- **THE PROBLEM**:
Convert the records from the line containing "For every button, label, input, icon, or" through the line containing "113, 837, 137]", both lines included, into a JSON list of strings with one string per line, skipping blank lines and leaving out the pictures.

- **RECORDS SHOWN**:
** begin **

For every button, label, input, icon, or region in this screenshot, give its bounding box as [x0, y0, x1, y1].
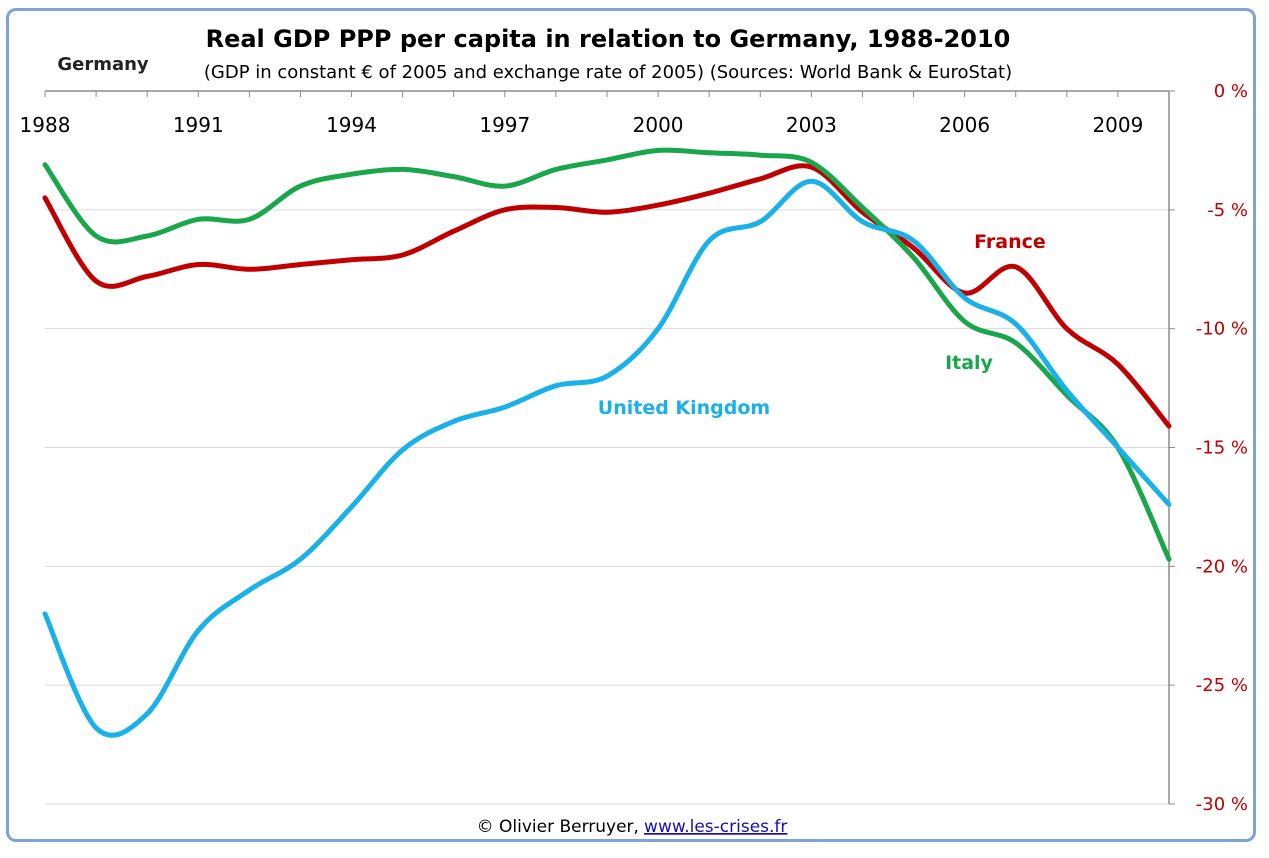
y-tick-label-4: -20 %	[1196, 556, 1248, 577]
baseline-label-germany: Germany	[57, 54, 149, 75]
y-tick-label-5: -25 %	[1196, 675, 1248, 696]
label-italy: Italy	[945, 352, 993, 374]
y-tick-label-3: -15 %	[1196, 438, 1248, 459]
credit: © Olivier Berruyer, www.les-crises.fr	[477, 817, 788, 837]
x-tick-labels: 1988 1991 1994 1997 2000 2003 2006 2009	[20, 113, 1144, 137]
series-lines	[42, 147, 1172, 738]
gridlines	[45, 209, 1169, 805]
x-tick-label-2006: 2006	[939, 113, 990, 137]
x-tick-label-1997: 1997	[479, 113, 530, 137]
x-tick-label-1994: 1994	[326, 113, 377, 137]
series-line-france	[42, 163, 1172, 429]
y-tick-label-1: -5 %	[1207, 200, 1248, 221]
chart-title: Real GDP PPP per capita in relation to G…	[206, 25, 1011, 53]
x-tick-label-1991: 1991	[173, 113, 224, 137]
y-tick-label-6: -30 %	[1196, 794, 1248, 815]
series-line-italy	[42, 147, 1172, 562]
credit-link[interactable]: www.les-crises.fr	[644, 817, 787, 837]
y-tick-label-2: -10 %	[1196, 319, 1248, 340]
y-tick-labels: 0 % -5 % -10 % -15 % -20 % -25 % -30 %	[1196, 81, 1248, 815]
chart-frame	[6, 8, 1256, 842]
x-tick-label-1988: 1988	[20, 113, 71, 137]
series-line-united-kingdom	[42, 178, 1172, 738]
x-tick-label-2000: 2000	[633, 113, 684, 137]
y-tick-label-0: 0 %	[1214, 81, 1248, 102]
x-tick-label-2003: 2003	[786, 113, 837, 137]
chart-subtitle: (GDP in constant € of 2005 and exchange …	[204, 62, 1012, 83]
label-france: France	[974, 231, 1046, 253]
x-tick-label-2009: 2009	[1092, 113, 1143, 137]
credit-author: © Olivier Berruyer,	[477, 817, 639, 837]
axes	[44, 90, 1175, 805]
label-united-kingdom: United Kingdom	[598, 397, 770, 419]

** end **
** begin **

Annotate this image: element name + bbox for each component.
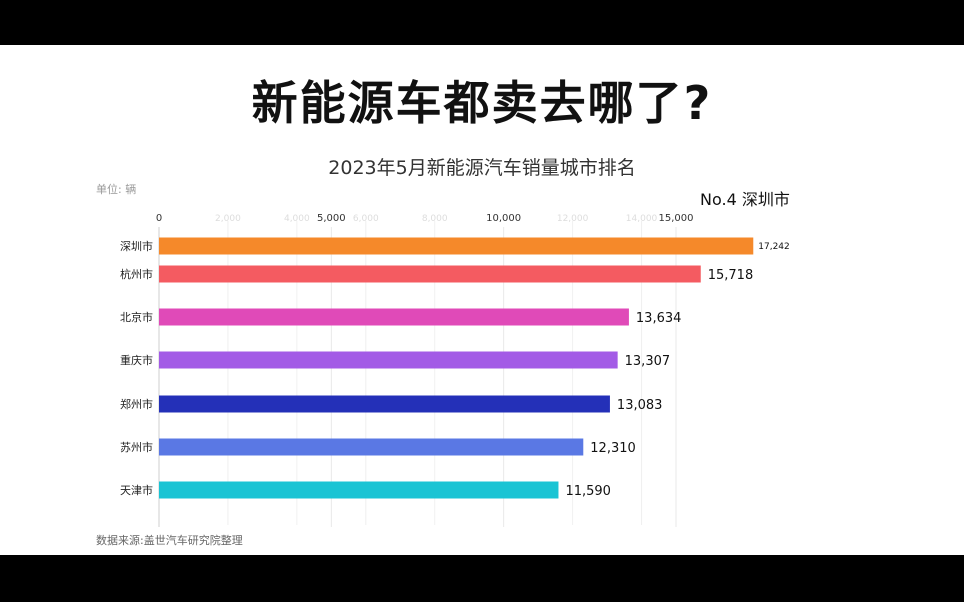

** end **

- **SOLUTION**:
[
  "For every button, label, input, icon, or region in this screenshot, give its bounding box as [x0, y0, x1, y1].",
  "y-tick-label-4: -20 %\t[1196, 556, 1248, 577]",
  "baseline-label-germany: Germany\t[57, 54, 149, 75]",
  "y-tick-label-5: -25 %\t[1196, 675, 1248, 696]",
  "label-italy: Italy\t[945, 352, 993, 374]",
  "y-tick-label-3: -15 %\t[1196, 438, 1248, 459]",
  "credit: © Olivier Berruyer, www.les-crises.fr\t[477, 817, 788, 837]",
  "x-tick-labels: 1988 1991 1994 1997 2000 2003 2006 2009\t[20, 113, 1144, 137]",
  "series-lines\t[42, 147, 1172, 738]",
  "gridlines\t[45, 209, 1169, 805]",
  "x-tick-label-2006: 2006\t[939, 113, 990, 137]",
  "x-tick-label-1997: 1997\t[479, 113, 530, 137]",
  "x-tick-label-1994: 1994\t[326, 113, 377, 137]",
  "series-line-france\t[42, 163, 1172, 429]",
  "y-tick-label-1: -5 %\t[1207, 200, 1248, 221]",
  "chart-title: Real GDP PPP per capita in relation to G…\t[206, 25, 1011, 53]",
  "x-tick-label-1991: 1991\t[173, 113, 224, 137]",
  "y-tick-label-6: -30 %\t[1196, 794, 1248, 815]",
  "series-line-italy\t[42, 147, 1172, 562]",
  "credit-link[interactable]: www.les-crises.fr\t[644, 817, 787, 837]",
  "y-tick-label-2: -10 %\t[1196, 319, 1248, 340]",
  "y-tick-labels: 0 % -5 % -10 % -15 % -20 % -25 % -30 %\t[1196, 81, 1248, 815]",
  "chart-frame\t[6, 8, 1256, 842]",
  "x-tick-label-1988: 1988\t[20, 113, 71, 137]",
  "series-line-united-kingdom\t[42, 178, 1172, 738]",
  "x-tick-label-2000: 2000\t[633, 113, 684, 137]",
  "y-tick-label-0: 0 %\t[1214, 81, 1248, 102]",
  "x-tick-label-2003: 2003\t[786, 113, 837, 137]"
]